*** DATA

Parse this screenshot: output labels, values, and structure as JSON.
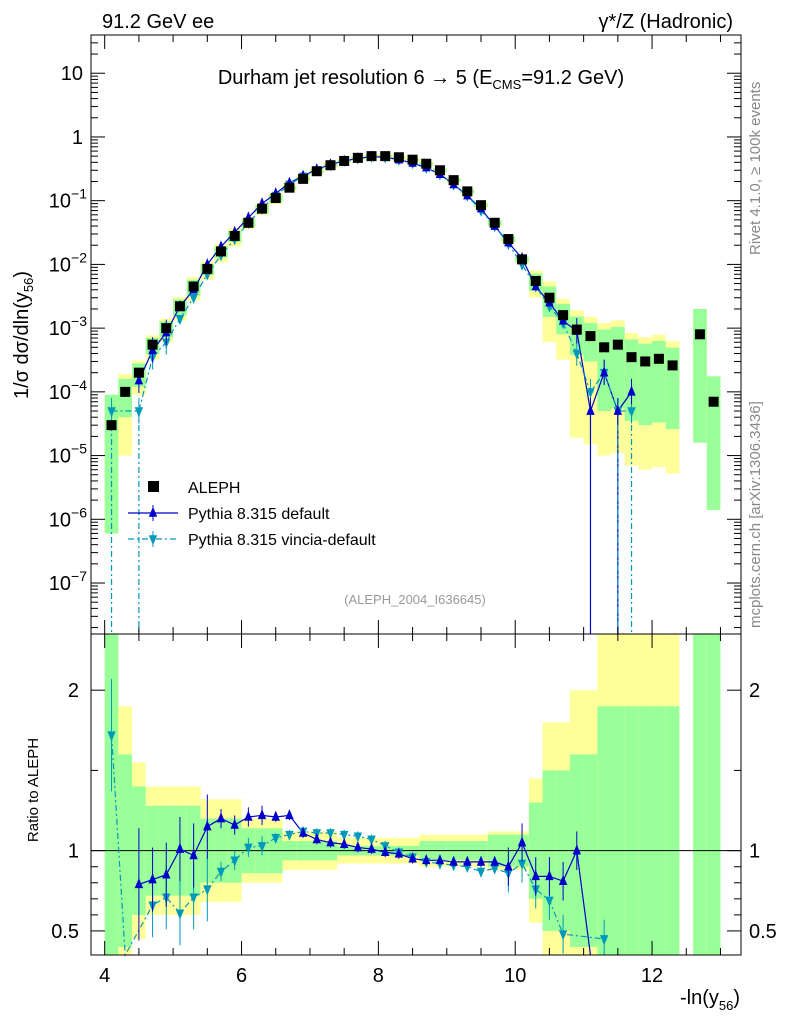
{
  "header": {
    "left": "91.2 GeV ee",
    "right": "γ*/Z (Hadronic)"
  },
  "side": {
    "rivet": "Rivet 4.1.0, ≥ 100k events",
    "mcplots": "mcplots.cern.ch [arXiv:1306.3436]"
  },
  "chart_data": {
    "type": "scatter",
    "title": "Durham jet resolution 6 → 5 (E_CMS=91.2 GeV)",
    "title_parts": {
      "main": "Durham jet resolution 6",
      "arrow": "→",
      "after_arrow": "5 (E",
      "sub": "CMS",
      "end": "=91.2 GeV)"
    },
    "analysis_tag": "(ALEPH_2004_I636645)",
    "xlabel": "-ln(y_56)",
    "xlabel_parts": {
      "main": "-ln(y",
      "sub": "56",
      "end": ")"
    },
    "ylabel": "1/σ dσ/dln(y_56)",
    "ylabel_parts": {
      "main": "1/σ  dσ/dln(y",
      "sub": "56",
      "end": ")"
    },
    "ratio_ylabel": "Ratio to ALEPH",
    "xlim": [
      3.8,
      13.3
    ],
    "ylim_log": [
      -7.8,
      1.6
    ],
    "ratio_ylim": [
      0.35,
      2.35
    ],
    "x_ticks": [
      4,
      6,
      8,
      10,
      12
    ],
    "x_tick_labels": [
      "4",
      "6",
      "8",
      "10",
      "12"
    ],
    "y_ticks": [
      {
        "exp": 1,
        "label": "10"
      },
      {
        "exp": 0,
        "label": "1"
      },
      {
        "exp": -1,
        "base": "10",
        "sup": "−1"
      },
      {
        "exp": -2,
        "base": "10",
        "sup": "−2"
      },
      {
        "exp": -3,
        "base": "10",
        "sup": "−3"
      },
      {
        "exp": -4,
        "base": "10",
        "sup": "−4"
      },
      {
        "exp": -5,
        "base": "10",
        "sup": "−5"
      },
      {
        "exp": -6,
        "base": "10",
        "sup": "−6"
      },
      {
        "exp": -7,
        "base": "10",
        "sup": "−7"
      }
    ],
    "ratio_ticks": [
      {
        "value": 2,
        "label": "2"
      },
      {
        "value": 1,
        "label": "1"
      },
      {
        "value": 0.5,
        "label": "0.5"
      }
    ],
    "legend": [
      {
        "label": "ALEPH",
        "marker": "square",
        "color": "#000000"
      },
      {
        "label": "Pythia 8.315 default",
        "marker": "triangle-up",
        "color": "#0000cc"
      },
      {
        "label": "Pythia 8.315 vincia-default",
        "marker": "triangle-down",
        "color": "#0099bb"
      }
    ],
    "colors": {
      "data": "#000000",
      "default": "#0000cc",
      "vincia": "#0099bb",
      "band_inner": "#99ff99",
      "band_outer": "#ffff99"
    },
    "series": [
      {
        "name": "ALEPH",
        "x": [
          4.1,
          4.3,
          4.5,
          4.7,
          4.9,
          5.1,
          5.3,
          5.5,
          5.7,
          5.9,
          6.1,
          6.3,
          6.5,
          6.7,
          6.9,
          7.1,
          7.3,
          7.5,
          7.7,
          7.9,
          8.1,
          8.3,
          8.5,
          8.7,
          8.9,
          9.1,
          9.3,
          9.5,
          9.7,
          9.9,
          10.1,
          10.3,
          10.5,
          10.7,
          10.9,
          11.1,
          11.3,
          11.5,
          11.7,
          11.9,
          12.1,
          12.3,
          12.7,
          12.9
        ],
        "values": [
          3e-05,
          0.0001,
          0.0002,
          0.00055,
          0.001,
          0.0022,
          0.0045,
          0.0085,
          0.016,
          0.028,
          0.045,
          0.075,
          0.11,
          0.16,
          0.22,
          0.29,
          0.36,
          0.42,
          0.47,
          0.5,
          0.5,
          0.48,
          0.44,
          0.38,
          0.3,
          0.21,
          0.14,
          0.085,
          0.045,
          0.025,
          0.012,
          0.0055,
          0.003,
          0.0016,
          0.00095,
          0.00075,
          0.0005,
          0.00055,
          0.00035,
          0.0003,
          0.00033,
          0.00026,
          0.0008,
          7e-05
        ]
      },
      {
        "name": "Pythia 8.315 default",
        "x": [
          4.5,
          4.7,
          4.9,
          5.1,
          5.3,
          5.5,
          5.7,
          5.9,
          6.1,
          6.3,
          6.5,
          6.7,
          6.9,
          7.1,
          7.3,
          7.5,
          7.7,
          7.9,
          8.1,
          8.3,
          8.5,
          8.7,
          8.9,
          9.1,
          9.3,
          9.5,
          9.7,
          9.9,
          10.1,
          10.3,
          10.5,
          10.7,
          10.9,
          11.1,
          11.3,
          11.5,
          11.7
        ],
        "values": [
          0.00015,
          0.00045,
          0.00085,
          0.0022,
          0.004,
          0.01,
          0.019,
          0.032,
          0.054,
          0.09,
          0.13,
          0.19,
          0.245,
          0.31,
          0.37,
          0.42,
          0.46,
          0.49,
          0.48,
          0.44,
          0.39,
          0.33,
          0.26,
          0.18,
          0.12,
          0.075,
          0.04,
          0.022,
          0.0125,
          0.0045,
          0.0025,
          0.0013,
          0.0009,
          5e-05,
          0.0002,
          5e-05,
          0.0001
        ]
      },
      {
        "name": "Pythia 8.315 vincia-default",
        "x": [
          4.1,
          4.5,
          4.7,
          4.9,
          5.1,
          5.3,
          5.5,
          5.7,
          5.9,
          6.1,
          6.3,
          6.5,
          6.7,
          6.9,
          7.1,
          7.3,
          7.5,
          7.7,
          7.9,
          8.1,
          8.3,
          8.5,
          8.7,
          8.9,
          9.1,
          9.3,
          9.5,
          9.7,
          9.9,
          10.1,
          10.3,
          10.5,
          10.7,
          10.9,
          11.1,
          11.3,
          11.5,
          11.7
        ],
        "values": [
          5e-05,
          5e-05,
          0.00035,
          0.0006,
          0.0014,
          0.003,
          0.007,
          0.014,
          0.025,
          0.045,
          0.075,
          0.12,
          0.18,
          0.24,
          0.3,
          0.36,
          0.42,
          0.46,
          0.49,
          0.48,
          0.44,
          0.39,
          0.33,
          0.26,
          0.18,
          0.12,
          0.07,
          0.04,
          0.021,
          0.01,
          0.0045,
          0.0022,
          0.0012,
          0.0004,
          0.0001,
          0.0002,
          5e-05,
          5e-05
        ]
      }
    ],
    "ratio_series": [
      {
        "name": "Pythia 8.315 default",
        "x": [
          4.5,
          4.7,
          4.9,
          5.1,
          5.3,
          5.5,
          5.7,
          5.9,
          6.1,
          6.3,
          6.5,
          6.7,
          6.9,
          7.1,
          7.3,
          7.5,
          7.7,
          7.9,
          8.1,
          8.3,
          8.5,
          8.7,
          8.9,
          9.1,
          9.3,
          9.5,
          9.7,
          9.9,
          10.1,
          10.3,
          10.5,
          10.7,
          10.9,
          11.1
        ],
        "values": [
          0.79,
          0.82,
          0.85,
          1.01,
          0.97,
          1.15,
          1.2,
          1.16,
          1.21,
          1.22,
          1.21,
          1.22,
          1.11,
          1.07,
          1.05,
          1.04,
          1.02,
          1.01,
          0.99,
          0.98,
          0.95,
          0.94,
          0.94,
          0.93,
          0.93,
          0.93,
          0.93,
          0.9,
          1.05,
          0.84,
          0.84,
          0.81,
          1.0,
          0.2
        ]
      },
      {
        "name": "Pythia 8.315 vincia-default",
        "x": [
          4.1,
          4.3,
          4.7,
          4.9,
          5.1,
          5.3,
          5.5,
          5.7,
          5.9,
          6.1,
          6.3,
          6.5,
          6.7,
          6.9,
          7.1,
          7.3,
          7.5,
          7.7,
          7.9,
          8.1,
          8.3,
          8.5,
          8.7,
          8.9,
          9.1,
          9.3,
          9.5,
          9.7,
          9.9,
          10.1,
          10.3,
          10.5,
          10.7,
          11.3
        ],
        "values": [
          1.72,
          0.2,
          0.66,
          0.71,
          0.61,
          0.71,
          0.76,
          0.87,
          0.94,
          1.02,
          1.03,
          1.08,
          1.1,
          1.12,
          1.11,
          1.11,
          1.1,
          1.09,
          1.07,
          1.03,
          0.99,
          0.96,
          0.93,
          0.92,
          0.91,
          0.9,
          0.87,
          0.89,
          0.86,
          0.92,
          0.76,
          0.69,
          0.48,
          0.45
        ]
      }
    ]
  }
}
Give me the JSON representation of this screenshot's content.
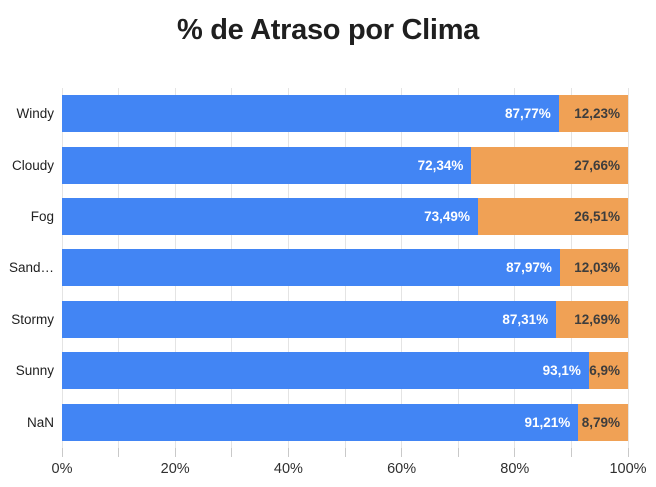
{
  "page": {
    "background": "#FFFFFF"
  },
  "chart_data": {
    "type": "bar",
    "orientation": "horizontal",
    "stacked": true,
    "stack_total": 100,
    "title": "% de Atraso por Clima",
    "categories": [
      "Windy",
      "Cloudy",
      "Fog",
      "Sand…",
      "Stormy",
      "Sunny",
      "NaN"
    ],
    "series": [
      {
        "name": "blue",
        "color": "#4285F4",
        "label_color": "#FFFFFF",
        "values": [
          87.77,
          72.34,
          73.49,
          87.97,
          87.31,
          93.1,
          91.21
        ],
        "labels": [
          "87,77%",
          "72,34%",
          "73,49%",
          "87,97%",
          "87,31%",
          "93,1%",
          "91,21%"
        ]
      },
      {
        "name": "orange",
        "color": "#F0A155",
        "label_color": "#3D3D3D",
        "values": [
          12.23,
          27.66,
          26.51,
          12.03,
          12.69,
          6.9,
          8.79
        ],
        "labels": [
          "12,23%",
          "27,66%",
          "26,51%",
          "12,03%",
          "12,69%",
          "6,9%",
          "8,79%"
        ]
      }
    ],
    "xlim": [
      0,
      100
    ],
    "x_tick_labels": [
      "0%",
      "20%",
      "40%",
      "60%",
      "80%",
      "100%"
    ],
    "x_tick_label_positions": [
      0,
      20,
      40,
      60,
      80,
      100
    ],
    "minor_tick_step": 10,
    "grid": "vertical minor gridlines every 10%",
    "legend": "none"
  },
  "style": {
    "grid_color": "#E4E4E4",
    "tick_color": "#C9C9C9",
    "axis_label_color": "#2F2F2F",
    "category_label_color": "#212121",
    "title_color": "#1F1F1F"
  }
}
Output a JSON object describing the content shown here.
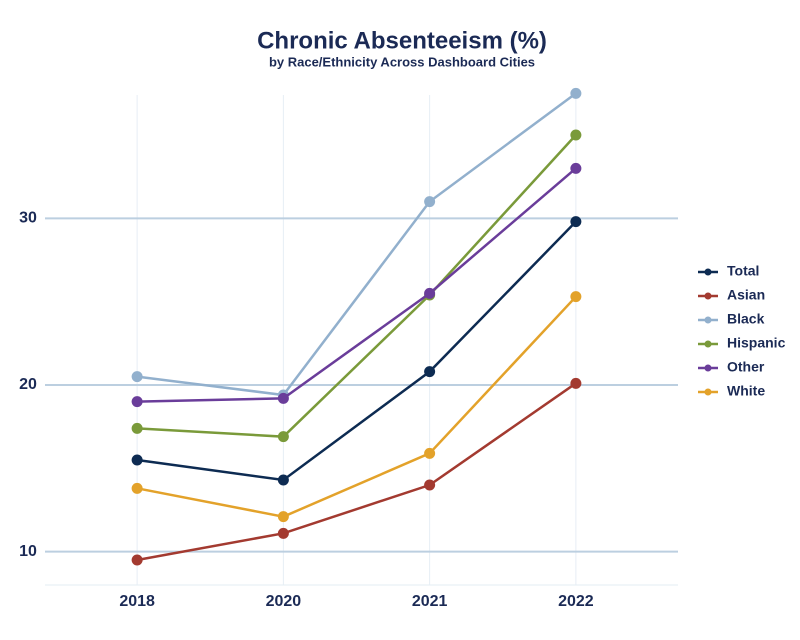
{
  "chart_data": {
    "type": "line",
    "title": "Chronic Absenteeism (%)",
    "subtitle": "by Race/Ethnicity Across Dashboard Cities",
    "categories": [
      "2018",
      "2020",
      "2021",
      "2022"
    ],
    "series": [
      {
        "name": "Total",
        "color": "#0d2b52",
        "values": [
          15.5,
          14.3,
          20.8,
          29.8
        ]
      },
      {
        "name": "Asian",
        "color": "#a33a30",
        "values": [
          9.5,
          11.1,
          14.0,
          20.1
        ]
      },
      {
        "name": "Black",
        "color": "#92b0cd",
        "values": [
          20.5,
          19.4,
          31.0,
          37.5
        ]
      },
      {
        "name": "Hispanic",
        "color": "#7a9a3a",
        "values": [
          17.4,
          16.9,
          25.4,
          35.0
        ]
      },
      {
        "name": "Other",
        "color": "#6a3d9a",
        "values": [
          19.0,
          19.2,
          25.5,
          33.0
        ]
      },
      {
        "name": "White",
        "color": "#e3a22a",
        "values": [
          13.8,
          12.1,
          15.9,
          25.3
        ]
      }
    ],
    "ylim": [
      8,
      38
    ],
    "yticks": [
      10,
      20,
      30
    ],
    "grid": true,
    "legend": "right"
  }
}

******

### TASK PROMPT
Search the data above for lines holding "resolution" and copy each of them.

### THE COMPLETED TASK
    "title": "Durham jet resolution 6 → 5 (E_CMS=91.2 GeV)",
      "main": "Durham jet resolution 6",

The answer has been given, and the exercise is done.